Exercices à résoudre =>
**a.** Recopiez fidèlement le passage du texte sur François Marcela-Froideval qui va de « Il faut être » jusqu'à « un objectif professionnel. ».
**b.** Rédigez la suite du texte sur François Marcela-Froideval, en reprenant après sa dernière phrase.

Texte présenté =>
————

On ne peut dénier à François Marcela-Froideval du nez ; il a un sens de l’anticipation et un talent de la vente de soi-même qui auraient fait une superbe matière aux portraits assassins du duc de Saint-Simon. Mais Lake Geneva n’est pas Versailles même si de semblables appétits s’y agitèrent. Marcela-Froideval a eu l’incontestable flair de se rendre aux USA et d’y découvrir D&D avant la plupart des français, la chance de visiter Gygax et l’habileté de flatter une vanité qui ne demandait qu’à l’être.
Il est juste de dire que bien plus tard, Marcela-Froideval trouvera sa voie en tant que scénariste de BD ; mais ce n’est pas cette voie qu’il recherche en 1983. S’étant fait passer pour un grand designer français de jeu de rôle, qualité dont on cherche encore la preuve après plus de trente ans, au motif qu’il avait lancé Casus Belli, magazine français où ce type de jeu ne tenait qu’une place parmi d’autres et dont les ventes ne décolleront qu’après son départ grâce au beau travail de Didier Guiserix, il est installé chez TSR dans les petits papiers du grand Gary Gygax.

Il faut être allé aux parties de la rue d’Ulm des années 1980-82 pour savoir ce qu’y était la pratique du D&D et le rôle qu’y tenait le surnommé FMF. J’ai là-bas compris pourquoi les pionniers qui, quelques mois plus tôt, m’avaient appris D&D, avaient tous basculé vers Call of Cthulhu. Quelques rares et discrètes venues m’ont radicalement persuadé de ma marginalité dans ce qui n’était pour moi qu’un merveilleux loisir jouable avec un papier, des dés et des potes, mais qui devenait alors pour certains un objectif professionnel.
Et parmi les premiers de ces ambitieux notre french héro : FMF.

————

Liste des données =>
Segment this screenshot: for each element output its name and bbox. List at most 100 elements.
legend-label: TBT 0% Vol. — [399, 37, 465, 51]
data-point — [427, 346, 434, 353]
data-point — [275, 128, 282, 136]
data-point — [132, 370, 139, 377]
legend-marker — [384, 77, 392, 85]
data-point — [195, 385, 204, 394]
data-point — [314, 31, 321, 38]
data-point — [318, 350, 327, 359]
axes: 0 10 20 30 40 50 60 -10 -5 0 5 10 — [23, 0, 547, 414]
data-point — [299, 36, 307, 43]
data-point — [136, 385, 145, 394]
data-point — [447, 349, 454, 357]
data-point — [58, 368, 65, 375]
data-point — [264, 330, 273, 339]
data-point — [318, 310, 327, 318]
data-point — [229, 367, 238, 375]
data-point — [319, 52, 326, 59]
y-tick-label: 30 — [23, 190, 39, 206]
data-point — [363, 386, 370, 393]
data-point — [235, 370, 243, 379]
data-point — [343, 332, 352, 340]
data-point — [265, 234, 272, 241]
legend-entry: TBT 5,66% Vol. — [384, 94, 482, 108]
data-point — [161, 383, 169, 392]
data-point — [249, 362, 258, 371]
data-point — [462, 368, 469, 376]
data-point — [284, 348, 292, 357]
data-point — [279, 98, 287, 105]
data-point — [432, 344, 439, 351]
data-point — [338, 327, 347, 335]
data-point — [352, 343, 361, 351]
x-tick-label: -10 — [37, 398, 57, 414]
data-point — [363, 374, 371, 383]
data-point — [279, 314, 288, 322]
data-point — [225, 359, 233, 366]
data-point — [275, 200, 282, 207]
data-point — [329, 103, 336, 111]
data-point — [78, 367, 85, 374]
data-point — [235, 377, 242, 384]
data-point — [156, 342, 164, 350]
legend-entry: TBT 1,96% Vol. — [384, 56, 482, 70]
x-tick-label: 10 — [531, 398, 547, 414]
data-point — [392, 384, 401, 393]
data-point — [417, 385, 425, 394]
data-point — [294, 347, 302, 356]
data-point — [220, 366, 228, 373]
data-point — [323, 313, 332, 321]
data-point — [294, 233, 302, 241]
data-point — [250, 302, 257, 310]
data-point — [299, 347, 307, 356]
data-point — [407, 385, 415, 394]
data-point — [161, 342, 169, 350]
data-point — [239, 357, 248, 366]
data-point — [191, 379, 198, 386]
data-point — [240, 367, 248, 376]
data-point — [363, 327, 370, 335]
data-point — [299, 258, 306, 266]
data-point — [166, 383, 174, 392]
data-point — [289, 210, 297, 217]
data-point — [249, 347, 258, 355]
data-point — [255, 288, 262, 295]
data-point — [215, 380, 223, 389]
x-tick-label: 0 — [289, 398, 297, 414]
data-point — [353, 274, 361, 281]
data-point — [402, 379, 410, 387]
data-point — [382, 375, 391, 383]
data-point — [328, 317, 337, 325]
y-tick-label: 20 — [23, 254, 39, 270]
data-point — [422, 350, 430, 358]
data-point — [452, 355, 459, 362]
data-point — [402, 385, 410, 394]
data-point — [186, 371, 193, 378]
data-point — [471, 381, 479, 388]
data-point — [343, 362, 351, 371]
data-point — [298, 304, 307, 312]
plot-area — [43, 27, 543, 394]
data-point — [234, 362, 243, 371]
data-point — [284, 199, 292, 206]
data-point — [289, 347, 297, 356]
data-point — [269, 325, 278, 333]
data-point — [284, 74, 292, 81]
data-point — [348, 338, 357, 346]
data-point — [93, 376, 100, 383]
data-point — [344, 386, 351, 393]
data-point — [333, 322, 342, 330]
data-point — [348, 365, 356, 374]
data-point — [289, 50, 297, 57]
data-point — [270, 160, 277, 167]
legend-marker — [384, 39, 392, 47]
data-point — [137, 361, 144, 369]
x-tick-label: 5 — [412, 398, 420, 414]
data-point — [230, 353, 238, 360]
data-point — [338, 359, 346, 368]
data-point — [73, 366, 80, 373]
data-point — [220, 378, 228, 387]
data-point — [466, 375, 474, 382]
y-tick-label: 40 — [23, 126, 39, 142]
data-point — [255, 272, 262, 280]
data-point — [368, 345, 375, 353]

————

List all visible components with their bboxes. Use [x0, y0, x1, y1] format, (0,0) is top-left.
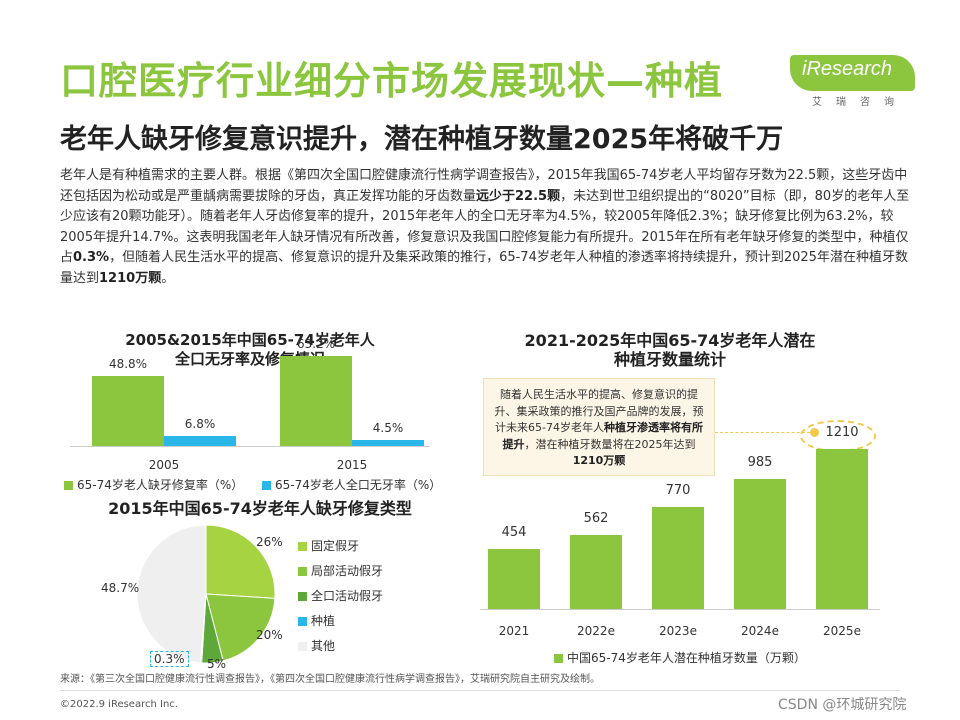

————

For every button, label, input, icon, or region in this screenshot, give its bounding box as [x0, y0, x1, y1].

————

Corrigé de l'exercice =>
**a.**
Il faut être allé aux parties de la rue d’Ulm des années 1980-82 pour savoir ce qu’y était la pratique du D&D et le rôle qu’y tenait le surnommé FMF. J’ai là-bas compris pourquoi les pionniers qui, quelques mois plus tôt, m’avaient appris D&D, avaient tous basculé vers Call of Cthulhu. Quelques rares et discrètes venues m’ont radicalement persuadé de ma marginalité dans ce qui n’était pour moi qu’un merveilleux loisir jouable avec un papier, des dés et des potes, mais qui devenait alors pour certains un objectif professionnel.

**b.**
Gary Gygax, écrit donc, en 1984 dans Dragon n°90 (repris dans Dragonsfoot) :
« In fact, Francois is currently organizing the material [a second volume of Players Handbook] is to contain. He and I have collaborated on such material, and he is now compiling what we devised for including Oriental characters in the game. The text will be written in French, translated into English at TSR, and then given a final polish. Perhaps it will be ready by the fall of 1985. »

Oui. Gygax trouve normal de confier la rédaction d’un manuel d’AD&D à un salarié de TSR incapable d’écrire en anglais, seule langue dans laquelle existe un jeu qu’il est supposé pratiquer depuis 6 ans et sur lequel il est supposé travailler. Ca a dû leur faire drôle, aux auteurs chevronnés qui restaient encore chez TSR, d’apprendre qu’ils allaient devoir bosser sur une traduction.

Le même Gygax écrit pareillement : « Francois uses a “Beauty” attribute for his characters, and I have come to the conclusion that you might also like to use such a rating. Here are my thoughts: Comeliness is my word for the attribute. Beauty is too specific, as it calls to mind a positive state of good looks. »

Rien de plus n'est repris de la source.